> TASK DETAILS:
Find every line with the word "handle" and give their count, nothing else.
__________
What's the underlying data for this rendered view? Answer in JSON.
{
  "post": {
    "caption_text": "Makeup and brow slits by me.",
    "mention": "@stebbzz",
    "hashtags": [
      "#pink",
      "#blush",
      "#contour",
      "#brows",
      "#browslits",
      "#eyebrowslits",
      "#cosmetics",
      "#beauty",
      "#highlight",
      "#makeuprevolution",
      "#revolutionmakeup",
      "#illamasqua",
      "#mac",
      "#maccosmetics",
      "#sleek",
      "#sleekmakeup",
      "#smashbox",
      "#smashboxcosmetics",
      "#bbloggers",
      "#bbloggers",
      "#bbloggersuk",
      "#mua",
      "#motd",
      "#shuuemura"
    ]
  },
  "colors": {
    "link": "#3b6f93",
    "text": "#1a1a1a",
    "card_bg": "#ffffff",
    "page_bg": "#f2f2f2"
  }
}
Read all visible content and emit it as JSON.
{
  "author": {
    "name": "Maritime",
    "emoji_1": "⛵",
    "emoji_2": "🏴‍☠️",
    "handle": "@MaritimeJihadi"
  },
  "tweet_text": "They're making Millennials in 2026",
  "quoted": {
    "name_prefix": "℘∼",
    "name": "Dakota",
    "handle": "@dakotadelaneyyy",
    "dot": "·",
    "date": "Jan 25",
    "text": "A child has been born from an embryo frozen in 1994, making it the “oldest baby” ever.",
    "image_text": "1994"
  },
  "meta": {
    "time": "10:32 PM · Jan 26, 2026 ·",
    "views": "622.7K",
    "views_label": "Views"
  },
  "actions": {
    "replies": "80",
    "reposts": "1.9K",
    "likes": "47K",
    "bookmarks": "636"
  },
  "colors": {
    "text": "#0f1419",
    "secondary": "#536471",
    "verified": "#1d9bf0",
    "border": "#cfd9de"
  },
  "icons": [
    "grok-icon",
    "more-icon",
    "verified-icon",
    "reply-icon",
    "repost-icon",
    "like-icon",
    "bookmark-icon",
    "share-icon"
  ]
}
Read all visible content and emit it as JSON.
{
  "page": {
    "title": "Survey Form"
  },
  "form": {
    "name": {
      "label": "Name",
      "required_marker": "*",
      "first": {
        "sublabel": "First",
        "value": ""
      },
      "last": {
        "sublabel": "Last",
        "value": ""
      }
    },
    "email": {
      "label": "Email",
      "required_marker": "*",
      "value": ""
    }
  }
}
__________
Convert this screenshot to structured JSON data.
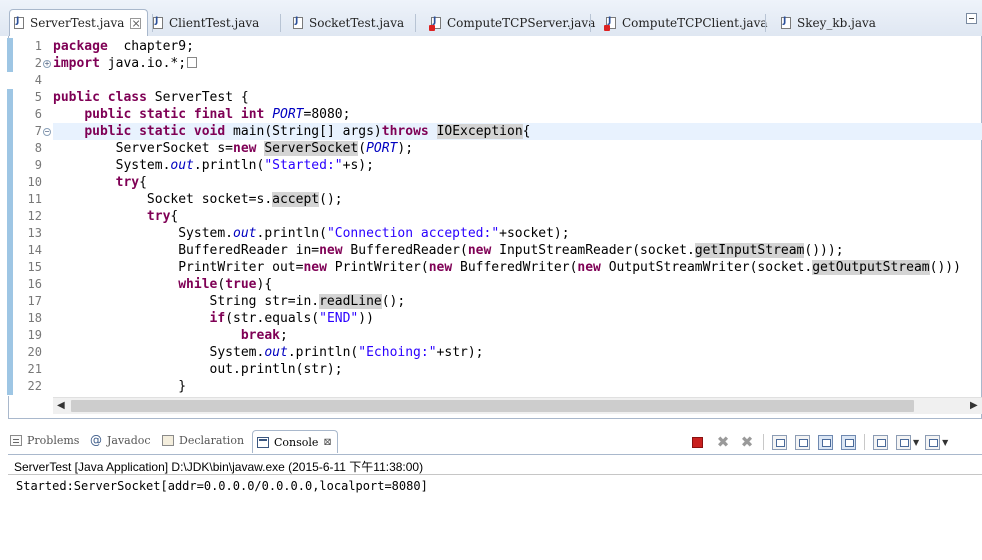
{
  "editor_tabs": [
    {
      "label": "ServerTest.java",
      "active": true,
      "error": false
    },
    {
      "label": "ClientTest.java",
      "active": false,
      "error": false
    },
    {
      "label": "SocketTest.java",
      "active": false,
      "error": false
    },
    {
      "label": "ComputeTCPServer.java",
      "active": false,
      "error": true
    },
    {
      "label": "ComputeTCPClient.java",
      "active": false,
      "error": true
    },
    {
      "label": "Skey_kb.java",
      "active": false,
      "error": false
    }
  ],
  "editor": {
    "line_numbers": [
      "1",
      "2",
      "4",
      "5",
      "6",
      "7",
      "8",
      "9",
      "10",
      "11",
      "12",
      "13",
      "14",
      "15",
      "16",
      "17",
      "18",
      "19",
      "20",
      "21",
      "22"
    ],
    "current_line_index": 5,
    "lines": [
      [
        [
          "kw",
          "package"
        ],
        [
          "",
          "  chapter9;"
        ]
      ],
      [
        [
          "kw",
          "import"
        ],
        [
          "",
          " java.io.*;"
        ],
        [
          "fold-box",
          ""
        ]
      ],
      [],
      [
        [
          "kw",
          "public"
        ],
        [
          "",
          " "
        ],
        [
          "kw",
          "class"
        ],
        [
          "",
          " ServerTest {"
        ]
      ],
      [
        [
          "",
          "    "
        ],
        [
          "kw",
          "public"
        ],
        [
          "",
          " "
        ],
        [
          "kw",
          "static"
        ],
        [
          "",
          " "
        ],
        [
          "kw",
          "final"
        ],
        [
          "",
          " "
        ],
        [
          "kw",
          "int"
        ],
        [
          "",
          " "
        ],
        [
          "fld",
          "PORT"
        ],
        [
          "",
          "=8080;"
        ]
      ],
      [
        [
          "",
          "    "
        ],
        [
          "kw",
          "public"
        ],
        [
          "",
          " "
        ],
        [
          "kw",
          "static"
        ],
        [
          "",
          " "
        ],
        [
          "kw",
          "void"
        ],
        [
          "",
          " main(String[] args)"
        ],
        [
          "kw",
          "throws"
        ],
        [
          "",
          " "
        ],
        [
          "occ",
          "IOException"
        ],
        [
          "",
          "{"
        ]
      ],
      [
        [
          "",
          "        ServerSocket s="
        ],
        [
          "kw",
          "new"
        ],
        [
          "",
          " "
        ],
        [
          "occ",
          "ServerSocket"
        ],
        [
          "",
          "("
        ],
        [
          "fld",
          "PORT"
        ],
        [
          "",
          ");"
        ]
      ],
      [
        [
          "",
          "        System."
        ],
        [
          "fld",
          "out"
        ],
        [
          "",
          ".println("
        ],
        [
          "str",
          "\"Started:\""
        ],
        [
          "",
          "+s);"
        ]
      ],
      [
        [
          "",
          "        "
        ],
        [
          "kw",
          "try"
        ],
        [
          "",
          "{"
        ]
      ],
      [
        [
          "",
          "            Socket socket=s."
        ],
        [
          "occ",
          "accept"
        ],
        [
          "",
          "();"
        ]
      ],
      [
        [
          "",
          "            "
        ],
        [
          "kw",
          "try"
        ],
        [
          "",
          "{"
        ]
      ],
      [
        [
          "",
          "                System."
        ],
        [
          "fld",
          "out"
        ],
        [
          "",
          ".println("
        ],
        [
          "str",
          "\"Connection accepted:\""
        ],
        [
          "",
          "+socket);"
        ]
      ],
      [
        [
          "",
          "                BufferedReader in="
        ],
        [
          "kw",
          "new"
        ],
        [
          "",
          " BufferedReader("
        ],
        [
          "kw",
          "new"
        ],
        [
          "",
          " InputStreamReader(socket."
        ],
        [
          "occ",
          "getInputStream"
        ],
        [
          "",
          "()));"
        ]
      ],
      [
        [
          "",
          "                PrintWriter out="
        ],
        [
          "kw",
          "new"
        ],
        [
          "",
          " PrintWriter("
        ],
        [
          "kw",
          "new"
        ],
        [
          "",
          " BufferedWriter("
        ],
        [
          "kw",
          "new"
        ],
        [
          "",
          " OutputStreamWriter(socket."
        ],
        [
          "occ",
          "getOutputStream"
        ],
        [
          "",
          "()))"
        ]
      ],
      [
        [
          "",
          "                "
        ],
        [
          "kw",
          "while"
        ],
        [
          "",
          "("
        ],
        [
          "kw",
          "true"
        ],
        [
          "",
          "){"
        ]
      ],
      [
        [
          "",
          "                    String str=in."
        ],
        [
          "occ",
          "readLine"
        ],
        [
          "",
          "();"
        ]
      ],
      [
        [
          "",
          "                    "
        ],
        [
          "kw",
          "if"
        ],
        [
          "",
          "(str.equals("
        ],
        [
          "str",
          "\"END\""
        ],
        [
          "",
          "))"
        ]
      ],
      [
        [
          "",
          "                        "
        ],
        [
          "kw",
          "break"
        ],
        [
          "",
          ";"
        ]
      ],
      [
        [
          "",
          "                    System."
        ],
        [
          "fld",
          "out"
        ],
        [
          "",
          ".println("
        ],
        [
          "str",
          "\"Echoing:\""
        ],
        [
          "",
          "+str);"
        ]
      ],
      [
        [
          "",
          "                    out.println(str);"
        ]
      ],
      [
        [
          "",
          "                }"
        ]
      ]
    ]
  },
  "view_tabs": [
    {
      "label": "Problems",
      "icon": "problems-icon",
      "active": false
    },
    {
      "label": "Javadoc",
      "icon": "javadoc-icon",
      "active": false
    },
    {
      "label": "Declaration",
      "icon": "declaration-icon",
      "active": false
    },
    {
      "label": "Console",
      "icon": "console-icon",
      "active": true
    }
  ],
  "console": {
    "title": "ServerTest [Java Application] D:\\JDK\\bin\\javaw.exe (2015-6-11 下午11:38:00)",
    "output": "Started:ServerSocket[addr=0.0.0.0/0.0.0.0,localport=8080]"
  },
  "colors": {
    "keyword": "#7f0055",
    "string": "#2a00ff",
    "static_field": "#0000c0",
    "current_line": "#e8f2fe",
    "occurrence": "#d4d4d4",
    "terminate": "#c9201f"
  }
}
__________
> WRITTEN REPLY:
2